● TASK TO COMPLETE
Pick out all lines with the word "реакцияси" from the records that follow.

● DATA TO PROCESS
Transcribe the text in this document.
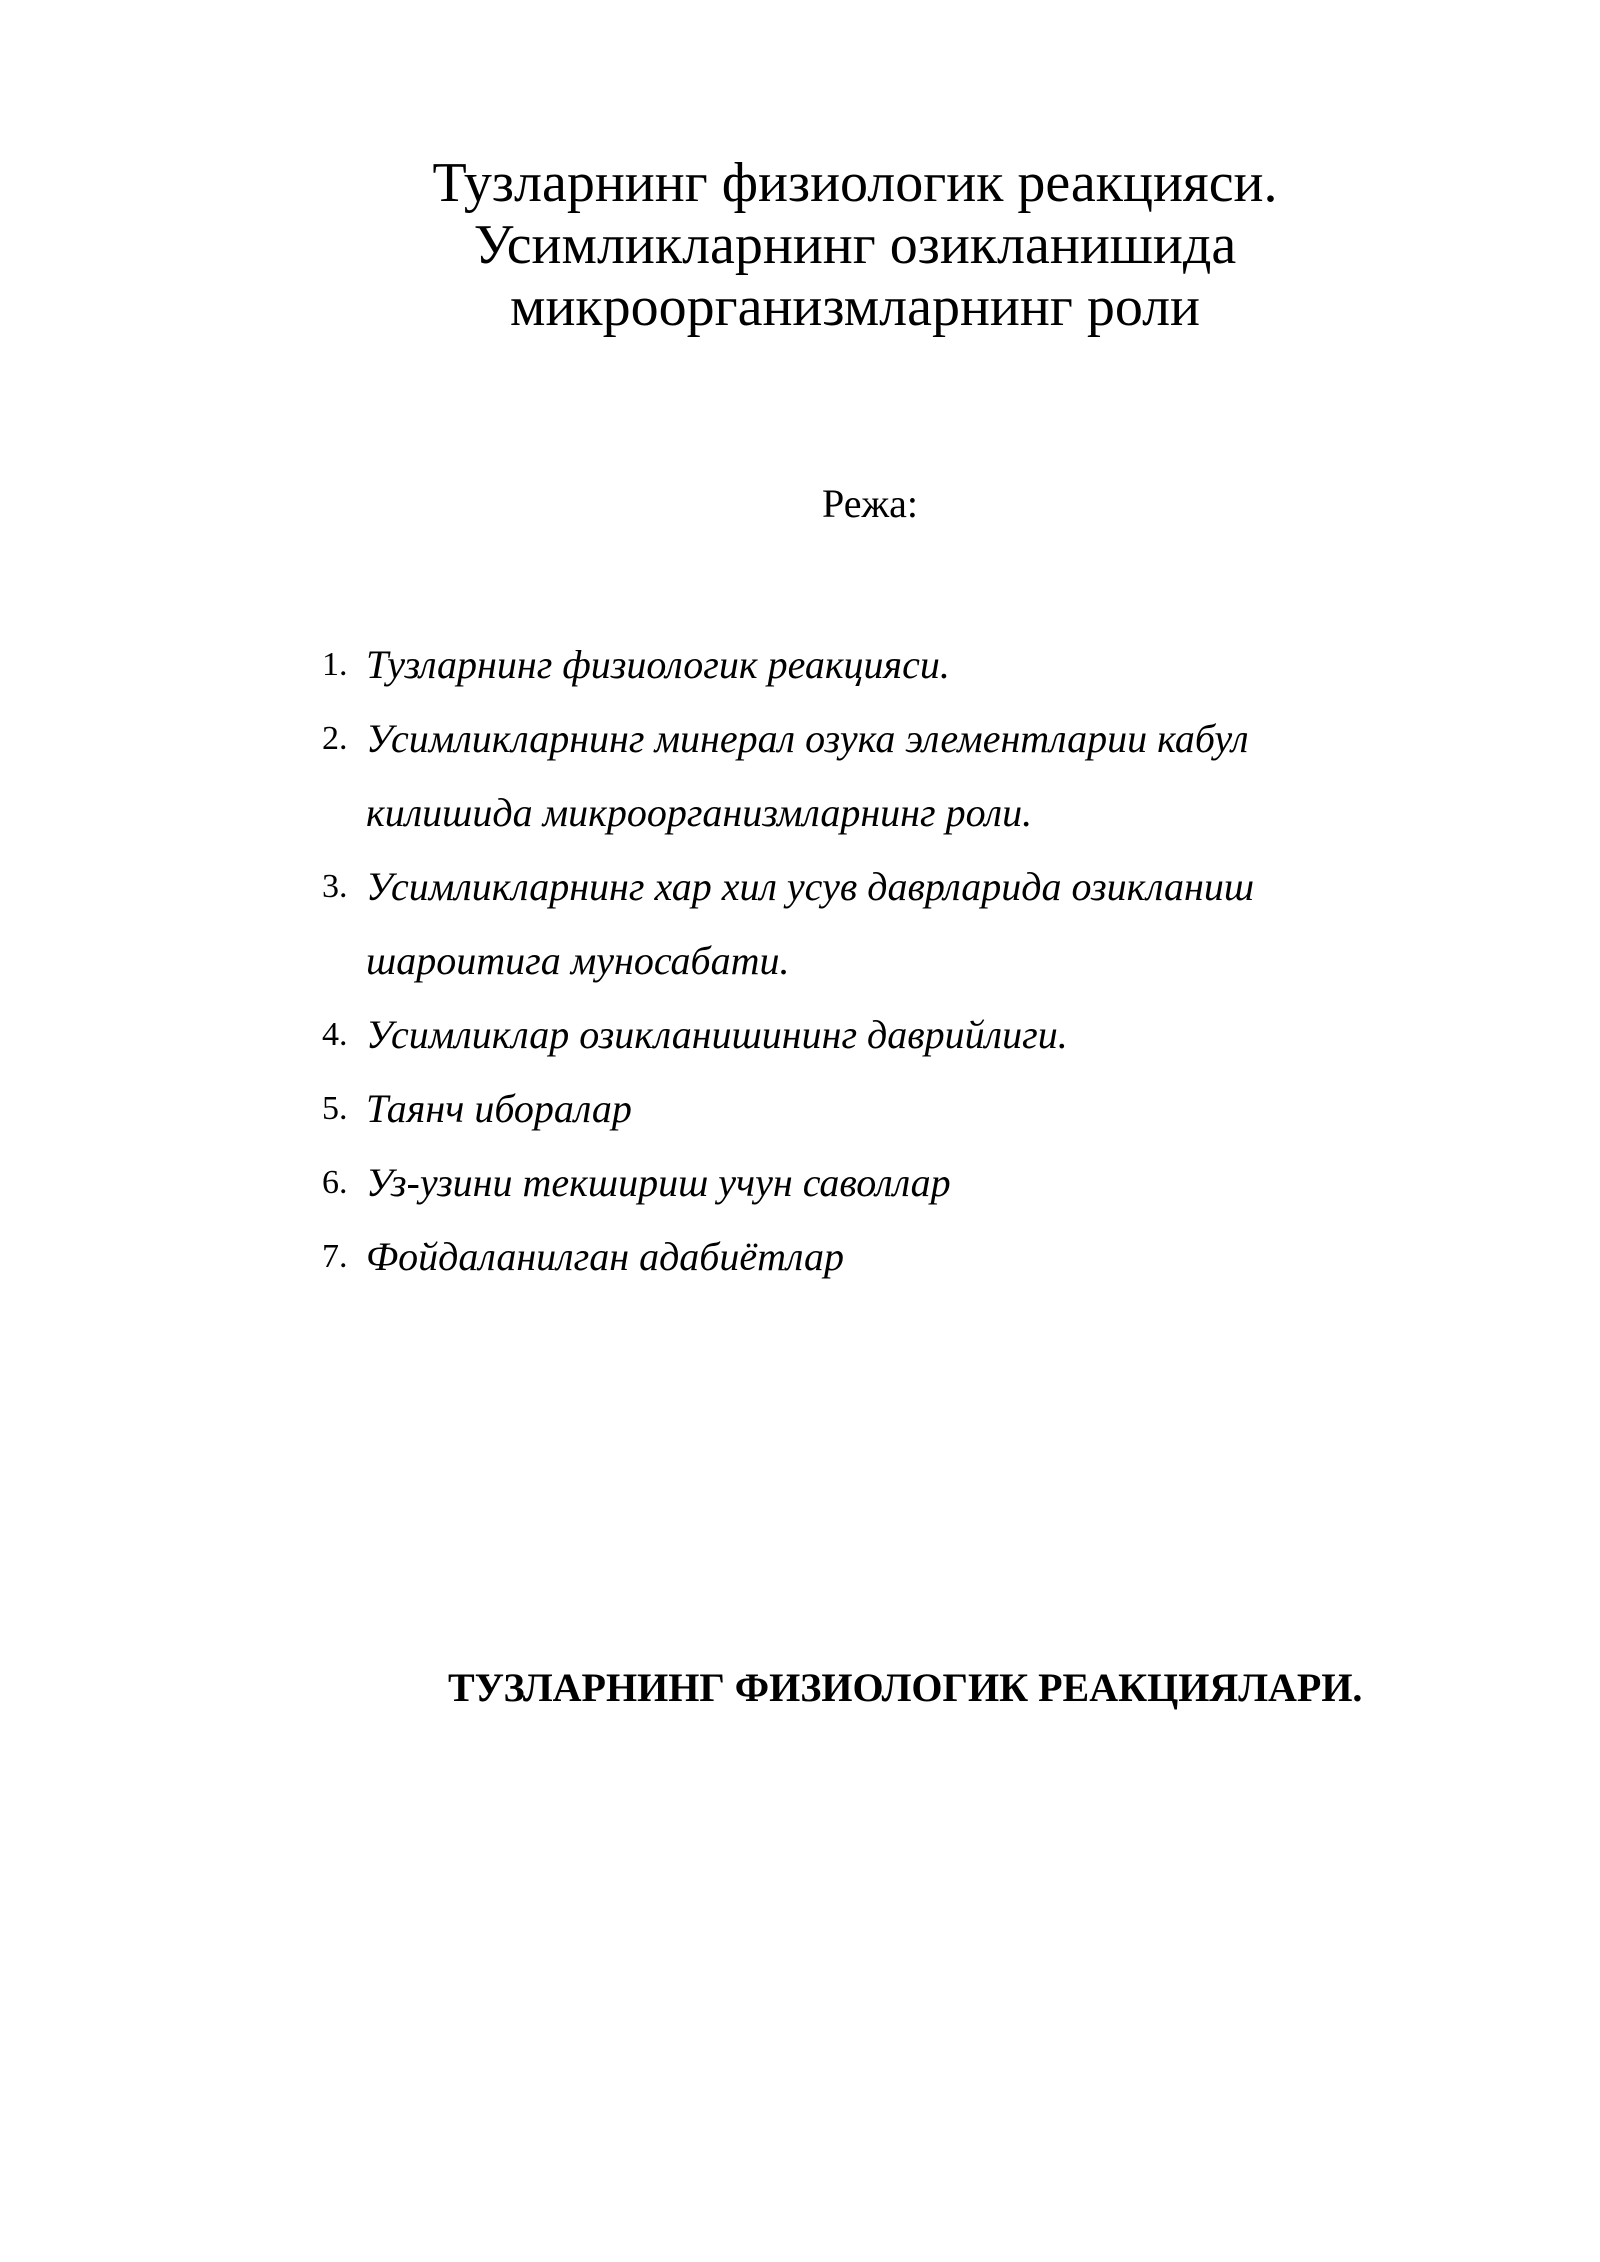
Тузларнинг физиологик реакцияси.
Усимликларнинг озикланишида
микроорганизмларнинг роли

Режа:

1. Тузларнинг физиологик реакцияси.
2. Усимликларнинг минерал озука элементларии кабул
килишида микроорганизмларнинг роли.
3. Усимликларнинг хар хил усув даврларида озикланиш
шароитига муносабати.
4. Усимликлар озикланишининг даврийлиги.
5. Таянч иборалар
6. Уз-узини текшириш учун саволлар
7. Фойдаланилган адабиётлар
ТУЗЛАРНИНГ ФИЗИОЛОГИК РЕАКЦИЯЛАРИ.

● TASK OUTPUT
Тузларнинг физиологик реакцияси.
1. Тузларнинг физиологик реакцияси.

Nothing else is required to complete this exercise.